WHAT IS REQUIRED: Only the lines holding the string "title" are needed. Copy each one.

┌──

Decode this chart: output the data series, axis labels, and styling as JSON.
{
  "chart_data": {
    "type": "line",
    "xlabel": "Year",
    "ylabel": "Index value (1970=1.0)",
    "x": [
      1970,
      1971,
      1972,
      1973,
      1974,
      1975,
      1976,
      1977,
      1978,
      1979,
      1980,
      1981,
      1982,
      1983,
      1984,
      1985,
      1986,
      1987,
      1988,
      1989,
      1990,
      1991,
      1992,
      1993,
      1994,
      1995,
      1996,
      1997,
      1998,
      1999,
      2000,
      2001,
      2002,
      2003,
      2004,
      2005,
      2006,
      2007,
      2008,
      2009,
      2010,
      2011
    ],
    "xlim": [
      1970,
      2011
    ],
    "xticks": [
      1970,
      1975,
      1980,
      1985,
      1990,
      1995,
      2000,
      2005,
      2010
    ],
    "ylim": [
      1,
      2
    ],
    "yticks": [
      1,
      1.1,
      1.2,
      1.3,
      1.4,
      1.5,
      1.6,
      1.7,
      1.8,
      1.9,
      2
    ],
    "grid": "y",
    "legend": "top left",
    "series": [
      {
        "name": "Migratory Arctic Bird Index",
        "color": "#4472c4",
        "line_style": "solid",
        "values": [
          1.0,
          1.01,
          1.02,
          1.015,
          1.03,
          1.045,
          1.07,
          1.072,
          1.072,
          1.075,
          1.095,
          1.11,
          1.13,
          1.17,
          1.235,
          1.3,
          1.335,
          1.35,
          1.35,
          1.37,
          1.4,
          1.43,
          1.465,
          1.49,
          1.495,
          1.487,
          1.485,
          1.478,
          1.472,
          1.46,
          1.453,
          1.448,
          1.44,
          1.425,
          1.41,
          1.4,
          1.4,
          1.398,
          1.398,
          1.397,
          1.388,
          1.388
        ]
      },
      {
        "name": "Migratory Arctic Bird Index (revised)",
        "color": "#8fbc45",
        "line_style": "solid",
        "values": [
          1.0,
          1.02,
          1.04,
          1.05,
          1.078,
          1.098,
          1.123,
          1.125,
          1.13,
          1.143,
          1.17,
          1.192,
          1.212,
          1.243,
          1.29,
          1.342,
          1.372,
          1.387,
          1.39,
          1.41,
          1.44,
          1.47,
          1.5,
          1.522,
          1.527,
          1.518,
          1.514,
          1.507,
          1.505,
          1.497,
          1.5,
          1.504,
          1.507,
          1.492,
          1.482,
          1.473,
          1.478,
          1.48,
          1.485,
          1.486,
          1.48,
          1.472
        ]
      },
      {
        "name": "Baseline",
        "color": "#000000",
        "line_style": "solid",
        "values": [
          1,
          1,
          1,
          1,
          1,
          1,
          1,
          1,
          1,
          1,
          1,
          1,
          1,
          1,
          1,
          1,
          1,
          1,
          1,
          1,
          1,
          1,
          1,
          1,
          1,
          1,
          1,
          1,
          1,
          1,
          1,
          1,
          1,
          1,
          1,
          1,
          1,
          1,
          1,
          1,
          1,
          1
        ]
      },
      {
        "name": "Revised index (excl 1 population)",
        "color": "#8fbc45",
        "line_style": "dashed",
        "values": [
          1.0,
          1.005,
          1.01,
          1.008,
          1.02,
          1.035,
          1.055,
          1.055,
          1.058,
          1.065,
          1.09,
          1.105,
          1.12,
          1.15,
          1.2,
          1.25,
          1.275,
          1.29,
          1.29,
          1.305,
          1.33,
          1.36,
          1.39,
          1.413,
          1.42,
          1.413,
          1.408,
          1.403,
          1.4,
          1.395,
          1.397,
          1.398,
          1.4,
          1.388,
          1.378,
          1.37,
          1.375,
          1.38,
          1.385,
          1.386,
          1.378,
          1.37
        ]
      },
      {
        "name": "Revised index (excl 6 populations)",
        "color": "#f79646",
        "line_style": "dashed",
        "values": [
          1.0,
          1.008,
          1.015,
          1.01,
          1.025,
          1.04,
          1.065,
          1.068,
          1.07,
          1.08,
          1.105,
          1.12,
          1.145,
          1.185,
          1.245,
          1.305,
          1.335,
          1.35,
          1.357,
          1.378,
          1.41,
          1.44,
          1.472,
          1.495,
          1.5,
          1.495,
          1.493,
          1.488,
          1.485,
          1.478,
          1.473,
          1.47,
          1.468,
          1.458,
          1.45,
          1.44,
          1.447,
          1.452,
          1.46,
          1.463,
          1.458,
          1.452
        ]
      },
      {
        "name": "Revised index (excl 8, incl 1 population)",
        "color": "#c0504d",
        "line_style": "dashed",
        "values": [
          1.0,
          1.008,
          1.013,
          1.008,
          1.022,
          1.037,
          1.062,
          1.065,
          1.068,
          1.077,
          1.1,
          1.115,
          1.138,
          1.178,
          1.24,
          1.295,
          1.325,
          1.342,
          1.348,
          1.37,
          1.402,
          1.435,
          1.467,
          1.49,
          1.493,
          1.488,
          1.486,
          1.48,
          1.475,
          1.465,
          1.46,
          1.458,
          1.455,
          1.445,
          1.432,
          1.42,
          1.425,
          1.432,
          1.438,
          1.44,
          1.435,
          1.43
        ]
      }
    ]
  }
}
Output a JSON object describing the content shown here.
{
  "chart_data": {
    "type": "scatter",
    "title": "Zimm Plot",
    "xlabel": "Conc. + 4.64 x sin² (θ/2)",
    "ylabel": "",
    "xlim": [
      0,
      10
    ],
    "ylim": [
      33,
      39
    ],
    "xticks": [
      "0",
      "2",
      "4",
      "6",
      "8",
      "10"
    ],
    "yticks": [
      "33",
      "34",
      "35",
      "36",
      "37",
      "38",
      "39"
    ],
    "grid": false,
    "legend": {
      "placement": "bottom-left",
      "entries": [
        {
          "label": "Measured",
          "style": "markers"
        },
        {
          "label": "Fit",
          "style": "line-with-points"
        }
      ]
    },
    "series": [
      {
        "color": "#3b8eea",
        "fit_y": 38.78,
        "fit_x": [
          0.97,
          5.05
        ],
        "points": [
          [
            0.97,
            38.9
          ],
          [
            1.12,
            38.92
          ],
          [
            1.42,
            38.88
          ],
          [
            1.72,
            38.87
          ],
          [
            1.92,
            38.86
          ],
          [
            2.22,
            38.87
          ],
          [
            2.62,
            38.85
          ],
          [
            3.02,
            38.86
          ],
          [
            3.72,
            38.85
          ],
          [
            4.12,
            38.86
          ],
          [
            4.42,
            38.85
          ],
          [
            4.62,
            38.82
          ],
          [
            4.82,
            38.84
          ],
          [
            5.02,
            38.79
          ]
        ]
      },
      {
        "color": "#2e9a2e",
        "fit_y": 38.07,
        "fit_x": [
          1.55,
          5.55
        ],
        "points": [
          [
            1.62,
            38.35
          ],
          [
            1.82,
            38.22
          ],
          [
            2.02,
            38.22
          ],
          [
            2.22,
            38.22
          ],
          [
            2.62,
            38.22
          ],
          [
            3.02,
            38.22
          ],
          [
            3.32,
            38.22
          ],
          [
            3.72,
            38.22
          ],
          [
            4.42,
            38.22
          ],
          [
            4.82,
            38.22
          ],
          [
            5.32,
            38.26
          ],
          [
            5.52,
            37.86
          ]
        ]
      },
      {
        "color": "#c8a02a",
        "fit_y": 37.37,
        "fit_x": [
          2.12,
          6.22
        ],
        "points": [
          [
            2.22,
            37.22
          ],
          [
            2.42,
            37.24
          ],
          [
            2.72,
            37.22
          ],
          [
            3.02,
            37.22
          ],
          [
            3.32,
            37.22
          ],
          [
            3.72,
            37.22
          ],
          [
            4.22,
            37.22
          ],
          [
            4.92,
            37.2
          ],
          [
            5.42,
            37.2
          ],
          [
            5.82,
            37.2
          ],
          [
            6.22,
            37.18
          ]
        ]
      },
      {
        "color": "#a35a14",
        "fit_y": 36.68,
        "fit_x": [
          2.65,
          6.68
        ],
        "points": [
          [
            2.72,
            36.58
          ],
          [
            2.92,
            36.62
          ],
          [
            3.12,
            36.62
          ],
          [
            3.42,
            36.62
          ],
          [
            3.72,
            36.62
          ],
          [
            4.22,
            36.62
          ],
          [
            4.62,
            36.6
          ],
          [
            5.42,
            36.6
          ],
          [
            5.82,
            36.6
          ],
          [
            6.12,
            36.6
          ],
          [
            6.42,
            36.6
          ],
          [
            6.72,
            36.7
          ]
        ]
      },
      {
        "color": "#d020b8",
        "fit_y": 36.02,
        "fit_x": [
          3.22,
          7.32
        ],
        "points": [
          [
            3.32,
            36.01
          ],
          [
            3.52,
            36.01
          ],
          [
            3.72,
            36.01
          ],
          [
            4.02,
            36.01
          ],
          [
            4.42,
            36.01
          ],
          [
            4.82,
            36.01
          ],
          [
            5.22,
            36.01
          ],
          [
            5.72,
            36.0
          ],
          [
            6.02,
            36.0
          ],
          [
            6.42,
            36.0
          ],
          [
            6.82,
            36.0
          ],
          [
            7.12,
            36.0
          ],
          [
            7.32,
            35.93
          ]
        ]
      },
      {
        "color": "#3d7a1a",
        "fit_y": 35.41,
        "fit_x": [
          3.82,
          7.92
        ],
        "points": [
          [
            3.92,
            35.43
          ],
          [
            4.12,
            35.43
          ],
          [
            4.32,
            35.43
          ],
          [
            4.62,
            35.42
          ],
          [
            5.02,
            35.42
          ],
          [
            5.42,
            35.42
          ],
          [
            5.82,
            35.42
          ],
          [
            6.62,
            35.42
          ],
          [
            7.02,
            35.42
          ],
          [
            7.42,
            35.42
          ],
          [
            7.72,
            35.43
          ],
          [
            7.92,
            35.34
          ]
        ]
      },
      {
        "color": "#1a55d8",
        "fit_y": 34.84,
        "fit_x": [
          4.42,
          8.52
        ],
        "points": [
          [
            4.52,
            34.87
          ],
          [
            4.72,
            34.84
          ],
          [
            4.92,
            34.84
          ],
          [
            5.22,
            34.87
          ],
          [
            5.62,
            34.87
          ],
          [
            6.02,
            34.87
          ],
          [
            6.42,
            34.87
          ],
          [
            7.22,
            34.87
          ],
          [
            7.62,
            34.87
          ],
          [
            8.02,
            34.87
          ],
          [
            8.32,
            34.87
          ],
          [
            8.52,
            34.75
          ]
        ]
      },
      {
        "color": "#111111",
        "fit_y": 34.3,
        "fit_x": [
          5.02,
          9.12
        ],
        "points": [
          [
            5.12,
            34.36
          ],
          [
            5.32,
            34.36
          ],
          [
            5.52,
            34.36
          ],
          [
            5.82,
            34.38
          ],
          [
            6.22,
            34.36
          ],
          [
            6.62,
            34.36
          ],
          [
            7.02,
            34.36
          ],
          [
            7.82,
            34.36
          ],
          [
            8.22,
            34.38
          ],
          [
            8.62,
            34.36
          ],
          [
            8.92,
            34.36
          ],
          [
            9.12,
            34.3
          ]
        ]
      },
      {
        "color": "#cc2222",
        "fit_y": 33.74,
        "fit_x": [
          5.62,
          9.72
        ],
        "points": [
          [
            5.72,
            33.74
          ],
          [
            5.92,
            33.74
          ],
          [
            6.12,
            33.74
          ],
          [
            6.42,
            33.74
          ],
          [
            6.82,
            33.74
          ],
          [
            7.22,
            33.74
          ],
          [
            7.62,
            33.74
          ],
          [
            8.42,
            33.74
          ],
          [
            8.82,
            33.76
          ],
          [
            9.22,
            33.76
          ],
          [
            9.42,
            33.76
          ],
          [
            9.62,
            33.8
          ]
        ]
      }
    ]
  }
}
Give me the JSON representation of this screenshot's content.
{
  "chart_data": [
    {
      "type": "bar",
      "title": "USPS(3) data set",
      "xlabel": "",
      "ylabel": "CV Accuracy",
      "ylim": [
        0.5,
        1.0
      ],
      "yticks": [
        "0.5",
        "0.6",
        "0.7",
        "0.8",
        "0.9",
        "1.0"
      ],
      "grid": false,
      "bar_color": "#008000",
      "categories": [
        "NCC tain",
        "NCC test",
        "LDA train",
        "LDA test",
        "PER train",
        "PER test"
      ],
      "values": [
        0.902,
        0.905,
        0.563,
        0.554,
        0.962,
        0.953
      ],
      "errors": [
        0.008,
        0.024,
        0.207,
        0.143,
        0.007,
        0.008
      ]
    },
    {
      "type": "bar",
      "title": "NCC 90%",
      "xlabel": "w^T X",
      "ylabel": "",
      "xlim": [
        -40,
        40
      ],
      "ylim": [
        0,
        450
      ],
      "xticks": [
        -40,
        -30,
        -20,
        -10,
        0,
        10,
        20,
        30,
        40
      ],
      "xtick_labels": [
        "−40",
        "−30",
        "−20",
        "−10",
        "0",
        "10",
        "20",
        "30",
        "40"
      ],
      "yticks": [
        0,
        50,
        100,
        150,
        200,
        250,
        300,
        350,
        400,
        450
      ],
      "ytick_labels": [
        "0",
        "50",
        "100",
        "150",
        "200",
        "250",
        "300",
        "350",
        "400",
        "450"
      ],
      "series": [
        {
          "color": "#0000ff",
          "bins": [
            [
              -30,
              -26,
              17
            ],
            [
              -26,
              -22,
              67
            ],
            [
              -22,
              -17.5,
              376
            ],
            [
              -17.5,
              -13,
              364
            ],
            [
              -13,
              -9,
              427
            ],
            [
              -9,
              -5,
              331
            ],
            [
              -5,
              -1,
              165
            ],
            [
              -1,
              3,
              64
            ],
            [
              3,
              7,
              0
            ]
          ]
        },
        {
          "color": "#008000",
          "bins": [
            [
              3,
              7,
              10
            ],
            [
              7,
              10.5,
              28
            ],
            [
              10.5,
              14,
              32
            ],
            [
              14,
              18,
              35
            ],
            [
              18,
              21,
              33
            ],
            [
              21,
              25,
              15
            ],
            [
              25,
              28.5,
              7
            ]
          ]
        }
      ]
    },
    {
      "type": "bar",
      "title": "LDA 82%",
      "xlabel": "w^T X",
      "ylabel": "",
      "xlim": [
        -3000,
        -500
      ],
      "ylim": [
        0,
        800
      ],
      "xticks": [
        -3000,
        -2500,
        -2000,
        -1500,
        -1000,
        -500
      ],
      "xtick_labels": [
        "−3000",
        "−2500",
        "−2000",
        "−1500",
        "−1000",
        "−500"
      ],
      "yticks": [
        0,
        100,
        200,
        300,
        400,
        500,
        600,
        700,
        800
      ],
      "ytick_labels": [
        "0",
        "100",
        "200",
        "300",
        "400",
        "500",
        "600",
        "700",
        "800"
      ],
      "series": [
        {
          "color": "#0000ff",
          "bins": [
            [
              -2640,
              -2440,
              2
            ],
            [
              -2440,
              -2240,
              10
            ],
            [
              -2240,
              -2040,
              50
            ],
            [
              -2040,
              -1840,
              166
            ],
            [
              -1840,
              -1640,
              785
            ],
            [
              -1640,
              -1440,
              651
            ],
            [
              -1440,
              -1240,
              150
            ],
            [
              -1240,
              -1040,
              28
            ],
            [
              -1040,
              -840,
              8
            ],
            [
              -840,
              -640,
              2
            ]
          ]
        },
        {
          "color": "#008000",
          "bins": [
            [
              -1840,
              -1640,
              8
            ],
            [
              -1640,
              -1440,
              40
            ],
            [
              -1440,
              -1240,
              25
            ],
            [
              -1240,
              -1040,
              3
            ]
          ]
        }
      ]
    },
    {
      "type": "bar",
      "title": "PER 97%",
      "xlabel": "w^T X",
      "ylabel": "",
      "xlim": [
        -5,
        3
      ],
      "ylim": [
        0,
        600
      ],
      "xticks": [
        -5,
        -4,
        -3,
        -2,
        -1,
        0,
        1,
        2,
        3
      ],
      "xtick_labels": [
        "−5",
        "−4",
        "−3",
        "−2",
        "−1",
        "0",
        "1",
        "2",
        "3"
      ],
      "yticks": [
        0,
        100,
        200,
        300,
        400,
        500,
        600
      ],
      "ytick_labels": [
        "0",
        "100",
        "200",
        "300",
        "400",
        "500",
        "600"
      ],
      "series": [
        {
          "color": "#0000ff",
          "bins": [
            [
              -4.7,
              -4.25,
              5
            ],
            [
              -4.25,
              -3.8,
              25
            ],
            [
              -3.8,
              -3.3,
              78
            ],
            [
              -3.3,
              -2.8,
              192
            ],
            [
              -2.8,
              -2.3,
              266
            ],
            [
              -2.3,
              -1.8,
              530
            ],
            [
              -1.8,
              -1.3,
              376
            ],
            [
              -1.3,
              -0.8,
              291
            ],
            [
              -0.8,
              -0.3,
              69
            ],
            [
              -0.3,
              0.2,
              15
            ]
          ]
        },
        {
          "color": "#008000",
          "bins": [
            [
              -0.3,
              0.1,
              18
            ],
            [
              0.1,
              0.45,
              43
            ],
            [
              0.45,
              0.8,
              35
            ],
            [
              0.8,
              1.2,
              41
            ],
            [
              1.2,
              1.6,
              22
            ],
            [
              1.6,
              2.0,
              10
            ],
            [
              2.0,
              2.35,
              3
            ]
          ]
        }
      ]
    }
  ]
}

└──

PROBLEM SOLUTION:
    "title": "Zimm Plot",
      "title": "USPS(3) data set",
      "title": "NCC 90%",
      "title": "LDA 82%",
      "title": "PER 97%",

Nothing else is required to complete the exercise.